Directive: How many lines in the listing below include the word "的坐标为"? Answer with the number and nothing else.

===== Task data

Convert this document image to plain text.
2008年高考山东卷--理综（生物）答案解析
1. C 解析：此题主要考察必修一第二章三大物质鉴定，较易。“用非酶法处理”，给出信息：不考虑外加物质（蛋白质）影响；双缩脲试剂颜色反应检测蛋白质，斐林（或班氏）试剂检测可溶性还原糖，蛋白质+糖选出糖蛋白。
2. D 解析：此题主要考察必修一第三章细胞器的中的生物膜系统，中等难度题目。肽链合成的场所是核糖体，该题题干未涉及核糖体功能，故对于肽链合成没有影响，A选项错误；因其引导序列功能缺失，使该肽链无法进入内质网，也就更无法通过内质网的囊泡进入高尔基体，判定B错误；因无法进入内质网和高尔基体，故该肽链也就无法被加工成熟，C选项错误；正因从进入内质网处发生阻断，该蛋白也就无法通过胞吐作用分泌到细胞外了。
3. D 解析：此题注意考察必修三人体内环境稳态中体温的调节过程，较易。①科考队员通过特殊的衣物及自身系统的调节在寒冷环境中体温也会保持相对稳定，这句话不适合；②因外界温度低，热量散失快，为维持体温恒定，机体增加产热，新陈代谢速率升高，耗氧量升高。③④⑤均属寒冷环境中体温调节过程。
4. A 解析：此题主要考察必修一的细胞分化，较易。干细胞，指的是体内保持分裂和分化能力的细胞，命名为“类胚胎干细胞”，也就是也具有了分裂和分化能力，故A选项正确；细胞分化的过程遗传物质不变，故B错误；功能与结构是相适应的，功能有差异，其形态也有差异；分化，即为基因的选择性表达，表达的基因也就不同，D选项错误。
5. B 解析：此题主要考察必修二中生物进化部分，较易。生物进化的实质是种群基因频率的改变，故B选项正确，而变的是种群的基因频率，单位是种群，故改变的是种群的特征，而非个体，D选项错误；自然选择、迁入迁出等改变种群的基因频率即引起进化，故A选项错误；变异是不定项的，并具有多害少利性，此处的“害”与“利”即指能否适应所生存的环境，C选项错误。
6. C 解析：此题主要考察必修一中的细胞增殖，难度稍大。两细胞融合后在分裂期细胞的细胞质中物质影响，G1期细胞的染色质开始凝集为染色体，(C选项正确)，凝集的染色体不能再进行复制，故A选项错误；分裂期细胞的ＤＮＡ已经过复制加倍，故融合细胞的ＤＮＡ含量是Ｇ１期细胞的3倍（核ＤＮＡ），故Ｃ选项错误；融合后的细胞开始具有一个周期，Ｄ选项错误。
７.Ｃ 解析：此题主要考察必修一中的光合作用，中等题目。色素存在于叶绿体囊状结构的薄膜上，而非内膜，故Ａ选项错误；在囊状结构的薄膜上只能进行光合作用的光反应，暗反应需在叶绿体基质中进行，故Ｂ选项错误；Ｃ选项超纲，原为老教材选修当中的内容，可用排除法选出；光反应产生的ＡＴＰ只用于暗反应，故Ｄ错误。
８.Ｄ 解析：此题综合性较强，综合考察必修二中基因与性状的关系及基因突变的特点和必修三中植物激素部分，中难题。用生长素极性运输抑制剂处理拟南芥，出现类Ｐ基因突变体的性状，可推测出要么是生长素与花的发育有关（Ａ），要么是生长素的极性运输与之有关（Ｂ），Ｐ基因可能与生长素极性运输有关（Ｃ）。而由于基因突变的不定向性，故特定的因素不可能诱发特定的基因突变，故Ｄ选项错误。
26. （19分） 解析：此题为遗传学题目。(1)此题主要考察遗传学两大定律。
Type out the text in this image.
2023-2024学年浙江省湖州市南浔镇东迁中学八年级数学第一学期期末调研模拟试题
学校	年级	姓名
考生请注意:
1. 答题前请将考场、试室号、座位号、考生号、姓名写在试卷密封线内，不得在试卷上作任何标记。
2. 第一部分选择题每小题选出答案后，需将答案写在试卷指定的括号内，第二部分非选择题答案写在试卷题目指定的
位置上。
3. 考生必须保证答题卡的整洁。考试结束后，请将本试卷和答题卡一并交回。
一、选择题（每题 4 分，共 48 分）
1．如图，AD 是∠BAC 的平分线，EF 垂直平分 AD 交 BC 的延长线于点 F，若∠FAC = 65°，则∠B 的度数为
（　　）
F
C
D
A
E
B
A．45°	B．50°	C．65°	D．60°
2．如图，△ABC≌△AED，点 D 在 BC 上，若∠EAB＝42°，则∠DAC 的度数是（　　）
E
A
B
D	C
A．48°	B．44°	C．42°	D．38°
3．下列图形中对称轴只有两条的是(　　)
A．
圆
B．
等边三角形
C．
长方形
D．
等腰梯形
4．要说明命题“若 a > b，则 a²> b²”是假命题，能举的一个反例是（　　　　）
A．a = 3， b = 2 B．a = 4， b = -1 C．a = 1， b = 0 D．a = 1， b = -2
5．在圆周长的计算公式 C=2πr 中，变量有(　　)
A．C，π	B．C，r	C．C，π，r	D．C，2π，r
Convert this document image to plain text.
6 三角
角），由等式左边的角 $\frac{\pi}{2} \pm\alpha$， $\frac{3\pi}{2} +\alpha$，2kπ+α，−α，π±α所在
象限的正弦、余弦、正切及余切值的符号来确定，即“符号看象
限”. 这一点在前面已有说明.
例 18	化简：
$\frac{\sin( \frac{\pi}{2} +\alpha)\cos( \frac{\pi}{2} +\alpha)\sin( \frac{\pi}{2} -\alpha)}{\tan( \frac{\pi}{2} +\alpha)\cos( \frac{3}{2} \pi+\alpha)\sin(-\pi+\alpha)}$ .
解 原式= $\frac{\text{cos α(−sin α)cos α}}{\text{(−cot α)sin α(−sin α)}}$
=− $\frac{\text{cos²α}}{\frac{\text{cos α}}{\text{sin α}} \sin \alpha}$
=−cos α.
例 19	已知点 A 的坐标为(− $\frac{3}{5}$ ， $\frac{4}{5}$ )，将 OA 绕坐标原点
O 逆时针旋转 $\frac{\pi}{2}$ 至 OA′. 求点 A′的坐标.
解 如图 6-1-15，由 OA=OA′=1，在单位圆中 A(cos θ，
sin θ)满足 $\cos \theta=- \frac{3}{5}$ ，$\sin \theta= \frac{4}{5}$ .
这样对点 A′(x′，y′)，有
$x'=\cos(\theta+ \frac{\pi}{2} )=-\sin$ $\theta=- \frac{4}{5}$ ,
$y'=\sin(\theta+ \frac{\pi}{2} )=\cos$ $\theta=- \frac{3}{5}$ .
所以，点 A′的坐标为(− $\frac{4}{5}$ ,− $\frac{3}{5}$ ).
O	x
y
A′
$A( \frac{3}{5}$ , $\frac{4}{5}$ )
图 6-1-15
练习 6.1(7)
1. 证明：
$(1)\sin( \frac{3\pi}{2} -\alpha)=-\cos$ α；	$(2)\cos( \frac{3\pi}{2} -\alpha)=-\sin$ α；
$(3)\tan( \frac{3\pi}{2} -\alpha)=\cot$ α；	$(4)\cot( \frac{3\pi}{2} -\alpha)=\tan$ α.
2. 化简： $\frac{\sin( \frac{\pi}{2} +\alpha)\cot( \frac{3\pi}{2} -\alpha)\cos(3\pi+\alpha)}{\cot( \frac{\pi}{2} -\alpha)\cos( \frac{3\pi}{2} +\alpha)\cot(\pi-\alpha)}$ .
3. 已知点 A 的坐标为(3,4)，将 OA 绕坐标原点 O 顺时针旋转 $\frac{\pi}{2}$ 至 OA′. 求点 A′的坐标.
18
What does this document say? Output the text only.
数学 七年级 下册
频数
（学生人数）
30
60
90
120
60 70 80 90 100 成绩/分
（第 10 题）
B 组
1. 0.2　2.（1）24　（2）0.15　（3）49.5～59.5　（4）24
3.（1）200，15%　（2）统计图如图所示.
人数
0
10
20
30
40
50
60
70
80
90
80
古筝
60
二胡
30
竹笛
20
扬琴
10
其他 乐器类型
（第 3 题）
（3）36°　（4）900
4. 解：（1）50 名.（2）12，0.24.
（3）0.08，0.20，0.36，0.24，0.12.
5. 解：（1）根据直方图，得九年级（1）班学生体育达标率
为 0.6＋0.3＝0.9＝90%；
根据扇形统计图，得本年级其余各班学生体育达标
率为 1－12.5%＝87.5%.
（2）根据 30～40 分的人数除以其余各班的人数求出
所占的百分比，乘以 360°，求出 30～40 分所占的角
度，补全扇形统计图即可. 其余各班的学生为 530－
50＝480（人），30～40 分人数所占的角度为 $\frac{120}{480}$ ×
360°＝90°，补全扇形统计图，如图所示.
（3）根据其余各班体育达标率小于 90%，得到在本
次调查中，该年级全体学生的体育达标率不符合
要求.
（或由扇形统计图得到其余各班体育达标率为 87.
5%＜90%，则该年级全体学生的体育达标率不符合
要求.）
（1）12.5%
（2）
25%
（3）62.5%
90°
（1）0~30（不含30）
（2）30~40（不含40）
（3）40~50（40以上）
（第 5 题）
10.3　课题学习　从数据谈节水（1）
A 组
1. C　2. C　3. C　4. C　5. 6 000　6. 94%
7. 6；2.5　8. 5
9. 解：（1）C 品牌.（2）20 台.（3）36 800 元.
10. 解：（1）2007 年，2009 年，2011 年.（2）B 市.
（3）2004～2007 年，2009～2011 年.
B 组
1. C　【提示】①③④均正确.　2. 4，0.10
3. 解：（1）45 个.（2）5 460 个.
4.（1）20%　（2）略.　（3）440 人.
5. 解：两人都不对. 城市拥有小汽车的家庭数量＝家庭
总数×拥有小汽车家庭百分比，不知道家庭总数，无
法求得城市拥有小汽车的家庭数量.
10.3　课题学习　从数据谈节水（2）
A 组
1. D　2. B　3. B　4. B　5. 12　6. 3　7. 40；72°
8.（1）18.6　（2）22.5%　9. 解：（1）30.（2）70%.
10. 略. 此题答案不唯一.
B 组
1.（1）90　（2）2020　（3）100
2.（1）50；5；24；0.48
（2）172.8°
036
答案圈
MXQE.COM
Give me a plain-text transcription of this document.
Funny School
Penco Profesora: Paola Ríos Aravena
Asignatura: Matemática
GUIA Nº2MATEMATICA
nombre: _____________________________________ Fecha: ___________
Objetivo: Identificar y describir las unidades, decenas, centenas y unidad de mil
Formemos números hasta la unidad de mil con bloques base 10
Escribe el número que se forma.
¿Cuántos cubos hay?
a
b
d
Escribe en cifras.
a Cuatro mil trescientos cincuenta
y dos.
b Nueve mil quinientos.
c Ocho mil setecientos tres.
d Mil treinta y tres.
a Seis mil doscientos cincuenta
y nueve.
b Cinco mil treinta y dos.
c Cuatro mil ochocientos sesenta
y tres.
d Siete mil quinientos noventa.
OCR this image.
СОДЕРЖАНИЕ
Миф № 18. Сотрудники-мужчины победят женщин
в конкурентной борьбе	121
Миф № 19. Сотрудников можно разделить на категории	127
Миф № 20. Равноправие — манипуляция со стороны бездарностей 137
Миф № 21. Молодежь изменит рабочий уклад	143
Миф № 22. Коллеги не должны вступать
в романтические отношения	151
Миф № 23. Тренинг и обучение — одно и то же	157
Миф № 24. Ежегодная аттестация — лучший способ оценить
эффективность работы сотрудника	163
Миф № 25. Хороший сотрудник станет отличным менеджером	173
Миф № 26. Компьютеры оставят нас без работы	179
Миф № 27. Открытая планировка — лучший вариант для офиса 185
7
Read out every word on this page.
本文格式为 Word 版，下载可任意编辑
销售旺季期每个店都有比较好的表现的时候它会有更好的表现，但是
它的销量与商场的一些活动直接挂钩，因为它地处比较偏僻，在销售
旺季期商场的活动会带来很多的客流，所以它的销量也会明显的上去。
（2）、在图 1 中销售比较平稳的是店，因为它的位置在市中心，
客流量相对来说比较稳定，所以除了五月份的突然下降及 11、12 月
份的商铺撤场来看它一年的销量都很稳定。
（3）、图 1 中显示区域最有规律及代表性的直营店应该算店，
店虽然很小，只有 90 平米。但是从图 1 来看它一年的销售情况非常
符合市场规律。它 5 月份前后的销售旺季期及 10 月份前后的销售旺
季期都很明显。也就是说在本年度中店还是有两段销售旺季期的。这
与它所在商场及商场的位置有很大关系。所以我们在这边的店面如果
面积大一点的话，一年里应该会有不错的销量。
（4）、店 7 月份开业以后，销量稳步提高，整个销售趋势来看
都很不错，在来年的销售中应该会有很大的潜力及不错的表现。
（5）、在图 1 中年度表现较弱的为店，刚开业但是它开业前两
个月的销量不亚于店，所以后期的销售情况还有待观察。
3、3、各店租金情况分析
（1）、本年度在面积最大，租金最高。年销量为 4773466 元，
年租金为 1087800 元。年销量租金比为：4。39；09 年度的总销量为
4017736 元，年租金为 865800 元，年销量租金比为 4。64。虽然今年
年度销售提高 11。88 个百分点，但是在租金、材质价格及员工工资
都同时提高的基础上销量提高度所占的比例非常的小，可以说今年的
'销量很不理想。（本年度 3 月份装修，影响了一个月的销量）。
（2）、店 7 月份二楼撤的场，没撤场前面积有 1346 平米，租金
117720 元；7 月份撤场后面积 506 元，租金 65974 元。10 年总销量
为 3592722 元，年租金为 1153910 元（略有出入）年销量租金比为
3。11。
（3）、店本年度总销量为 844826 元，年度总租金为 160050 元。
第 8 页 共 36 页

==========

Result of the exercise: 3